[START OF RECORDS SHOWN]

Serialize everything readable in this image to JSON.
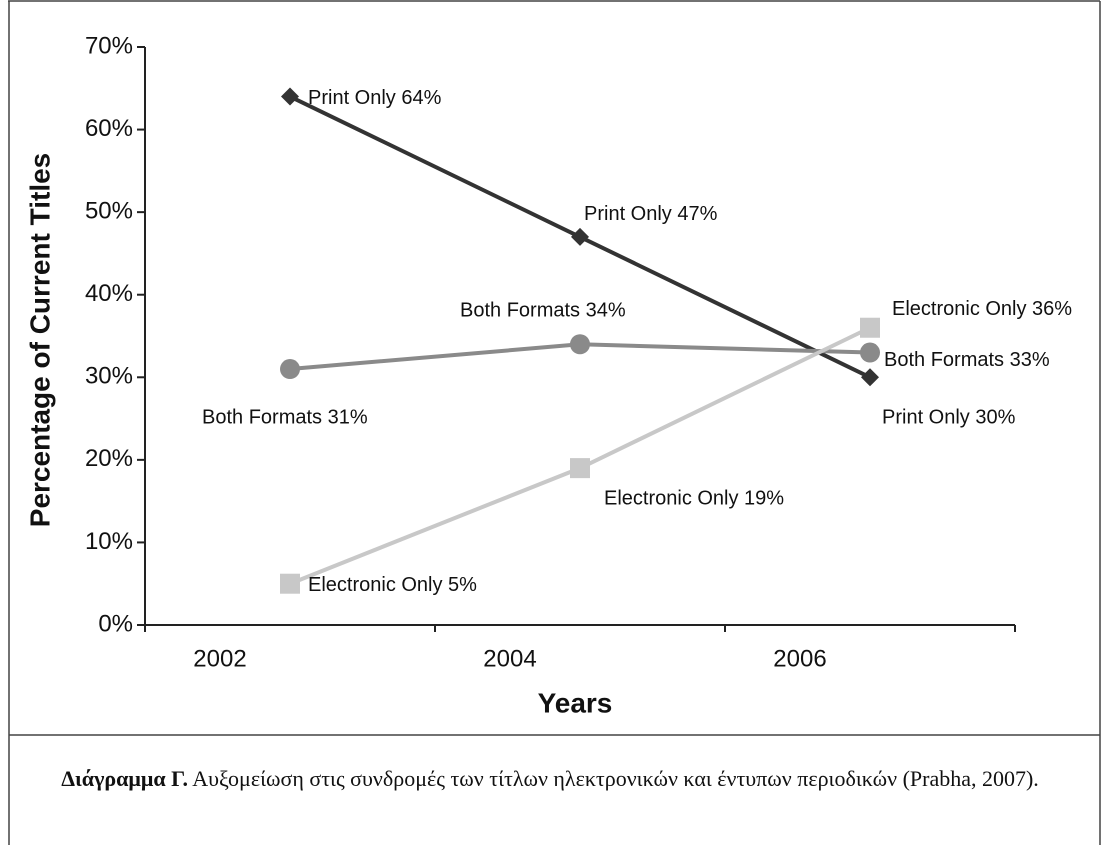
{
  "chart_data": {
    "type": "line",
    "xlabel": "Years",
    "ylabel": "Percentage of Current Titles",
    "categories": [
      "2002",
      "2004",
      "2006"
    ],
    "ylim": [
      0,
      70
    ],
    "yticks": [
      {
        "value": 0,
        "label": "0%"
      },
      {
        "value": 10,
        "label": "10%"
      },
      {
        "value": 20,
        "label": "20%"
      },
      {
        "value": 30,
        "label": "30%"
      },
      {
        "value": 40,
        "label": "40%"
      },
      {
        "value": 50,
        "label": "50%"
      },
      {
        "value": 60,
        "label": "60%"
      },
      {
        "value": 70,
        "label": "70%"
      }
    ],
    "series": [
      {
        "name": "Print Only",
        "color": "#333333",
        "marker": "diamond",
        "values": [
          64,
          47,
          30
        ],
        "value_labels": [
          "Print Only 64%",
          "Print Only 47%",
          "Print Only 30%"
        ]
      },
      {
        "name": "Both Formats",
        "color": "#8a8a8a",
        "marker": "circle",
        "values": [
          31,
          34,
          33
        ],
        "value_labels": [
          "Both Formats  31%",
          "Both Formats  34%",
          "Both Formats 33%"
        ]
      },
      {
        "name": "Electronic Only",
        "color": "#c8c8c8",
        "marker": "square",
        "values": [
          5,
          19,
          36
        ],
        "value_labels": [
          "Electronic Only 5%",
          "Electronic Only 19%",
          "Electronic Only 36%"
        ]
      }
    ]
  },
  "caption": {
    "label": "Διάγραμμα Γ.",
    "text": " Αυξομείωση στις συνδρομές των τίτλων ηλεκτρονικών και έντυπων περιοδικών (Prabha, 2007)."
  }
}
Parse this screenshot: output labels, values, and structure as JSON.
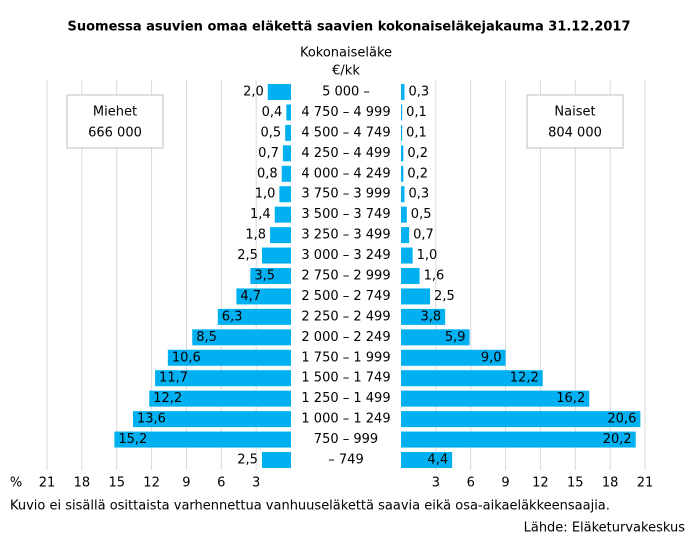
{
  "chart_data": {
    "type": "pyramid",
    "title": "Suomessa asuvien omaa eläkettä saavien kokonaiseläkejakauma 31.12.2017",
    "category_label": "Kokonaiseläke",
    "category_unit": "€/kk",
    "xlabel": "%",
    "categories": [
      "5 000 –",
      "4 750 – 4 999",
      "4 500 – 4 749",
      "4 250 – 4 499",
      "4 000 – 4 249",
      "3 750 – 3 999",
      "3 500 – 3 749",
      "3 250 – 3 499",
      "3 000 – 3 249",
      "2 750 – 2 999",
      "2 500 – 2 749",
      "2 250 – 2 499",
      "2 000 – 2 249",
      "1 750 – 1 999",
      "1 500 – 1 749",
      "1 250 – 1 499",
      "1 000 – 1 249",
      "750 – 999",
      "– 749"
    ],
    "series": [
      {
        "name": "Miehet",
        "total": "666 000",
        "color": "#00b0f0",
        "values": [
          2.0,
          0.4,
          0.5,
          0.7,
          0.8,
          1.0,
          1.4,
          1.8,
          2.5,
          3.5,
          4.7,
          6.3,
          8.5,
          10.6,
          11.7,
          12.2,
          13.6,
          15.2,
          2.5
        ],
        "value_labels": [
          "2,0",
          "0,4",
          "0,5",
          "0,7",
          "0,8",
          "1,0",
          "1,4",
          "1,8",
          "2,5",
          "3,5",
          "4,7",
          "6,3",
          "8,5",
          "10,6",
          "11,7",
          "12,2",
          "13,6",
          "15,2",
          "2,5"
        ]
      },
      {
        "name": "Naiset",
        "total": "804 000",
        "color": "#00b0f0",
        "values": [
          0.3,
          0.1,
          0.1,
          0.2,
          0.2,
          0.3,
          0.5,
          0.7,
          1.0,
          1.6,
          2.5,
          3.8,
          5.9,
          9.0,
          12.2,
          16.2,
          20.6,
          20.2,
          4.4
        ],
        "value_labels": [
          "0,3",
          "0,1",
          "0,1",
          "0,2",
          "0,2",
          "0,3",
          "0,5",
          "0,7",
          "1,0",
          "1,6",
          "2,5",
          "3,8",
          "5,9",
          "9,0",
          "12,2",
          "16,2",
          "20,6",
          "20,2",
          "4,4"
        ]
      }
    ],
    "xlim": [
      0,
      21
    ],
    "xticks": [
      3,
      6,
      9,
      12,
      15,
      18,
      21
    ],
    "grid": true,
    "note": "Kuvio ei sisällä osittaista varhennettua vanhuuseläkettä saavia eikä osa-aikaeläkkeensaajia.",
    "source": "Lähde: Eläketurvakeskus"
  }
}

[END OF RECORDS SHOWN]

GIVEN PROBLEM
Reproduce the material above in full, exactly, with no images.

SOLUTION TO THIS TASK
Serialize everything readable in this image to JSON.
{
  "chart_data": {
    "type": "line",
    "xlabel": "Years",
    "ylabel": "Percentage of Current Titles",
    "categories": [
      "2002",
      "2004",
      "2006"
    ],
    "ylim": [
      0,
      70
    ],
    "yticks": [
      {
        "value": 0,
        "label": "0%"
      },
      {
        "value": 10,
        "label": "10%"
      },
      {
        "value": 20,
        "label": "20%"
      },
      {
        "value": 30,
        "label": "30%"
      },
      {
        "value": 40,
        "label": "40%"
      },
      {
        "value": 50,
        "label": "50%"
      },
      {
        "value": 60,
        "label": "60%"
      },
      {
        "value": 70,
        "label": "70%"
      }
    ],
    "series": [
      {
        "name": "Print Only",
        "color": "#333333",
        "marker": "diamond",
        "values": [
          64,
          47,
          30
        ],
        "value_labels": [
          "Print Only 64%",
          "Print Only 47%",
          "Print Only 30%"
        ]
      },
      {
        "name": "Both Formats",
        "color": "#8a8a8a",
        "marker": "circle",
        "values": [
          31,
          34,
          33
        ],
        "value_labels": [
          "Both Formats  31%",
          "Both Formats  34%",
          "Both Formats 33%"
        ]
      },
      {
        "name": "Electronic Only",
        "color": "#c8c8c8",
        "marker": "square",
        "values": [
          5,
          19,
          36
        ],
        "value_labels": [
          "Electronic Only 5%",
          "Electronic Only 19%",
          "Electronic Only 36%"
        ]
      }
    ]
  },
  "caption": {
    "label": "Διάγραμμα Γ.",
    "text": " Αυξομείωση στις συνδρομές των τίτλων ηλεκτρονικών και έντυπων περιοδικών (Prabha, 2007)."
  }
}
Parse this screenshot: output labels, values, and structure as JSON.
{
  "chart_data": {
    "type": "pyramid",
    "title": "Suomessa asuvien omaa eläkettä saavien kokonaiseläkejakauma 31.12.2017",
    "category_label": "Kokonaiseläke",
    "category_unit": "€/kk",
    "xlabel": "%",
    "categories": [
      "5 000 –",
      "4 750 – 4 999",
      "4 500 – 4 749",
      "4 250 – 4 499",
      "4 000 – 4 249",
      "3 750 – 3 999",
      "3 500 – 3 749",
      "3 250 – 3 499",
      "3 000 – 3 249",
      "2 750 – 2 999",
      "2 500 – 2 749",
      "2 250 – 2 499",
      "2 000 – 2 249",
      "1 750 – 1 999",
      "1 500 – 1 749",
      "1 250 – 1 499",
      "1 000 – 1 249",
      "750 – 999",
      "– 749"
    ],
    "series": [
      {
        "name": "Miehet",
        "total": "666 000",
        "color": "#00b0f0",
        "values": [
          2.0,
          0.4,
          0.5,
          0.7,
          0.8,
          1.0,
          1.4,
          1.8,
          2.5,
          3.5,
          4.7,
          6.3,
          8.5,
          10.6,
          11.7,
          12.2,
          13.6,
          15.2,
          2.5
        ],
        "value_labels": [
          "2,0",
          "0,4",
          "0,5",
          "0,7",
          "0,8",
          "1,0",
          "1,4",
          "1,8",
          "2,5",
          "3,5",
          "4,7",
          "6,3",
          "8,5",
          "10,6",
          "11,7",
          "12,2",
          "13,6",
          "15,2",
          "2,5"
        ]
      },
      {
        "name": "Naiset",
        "total": "804 000",
        "color": "#00b0f0",
        "values": [
          0.3,
          0.1,
          0.1,
          0.2,
          0.2,
          0.3,
          0.5,
          0.7,
          1.0,
          1.6,
          2.5,
          3.8,
          5.9,
          9.0,
          12.2,
          16.2,
          20.6,
          20.2,
          4.4
        ],
        "value_labels": [
          "0,3",
          "0,1",
          "0,1",
          "0,2",
          "0,2",
          "0,3",
          "0,5",
          "0,7",
          "1,0",
          "1,6",
          "2,5",
          "3,8",
          "5,9",
          "9,0",
          "12,2",
          "16,2",
          "20,6",
          "20,2",
          "4,4"
        ]
      }
    ],
    "xlim": [
      0,
      21
    ],
    "xticks": [
      3,
      6,
      9,
      12,
      15,
      18,
      21
    ],
    "grid": true,
    "note": "Kuvio ei sisällä osittaista varhennettua vanhuuseläkettä saavia eikä osa-aikaeläkkeensaajia.",
    "source": "Lähde: Eläketurvakeskus"
  }
}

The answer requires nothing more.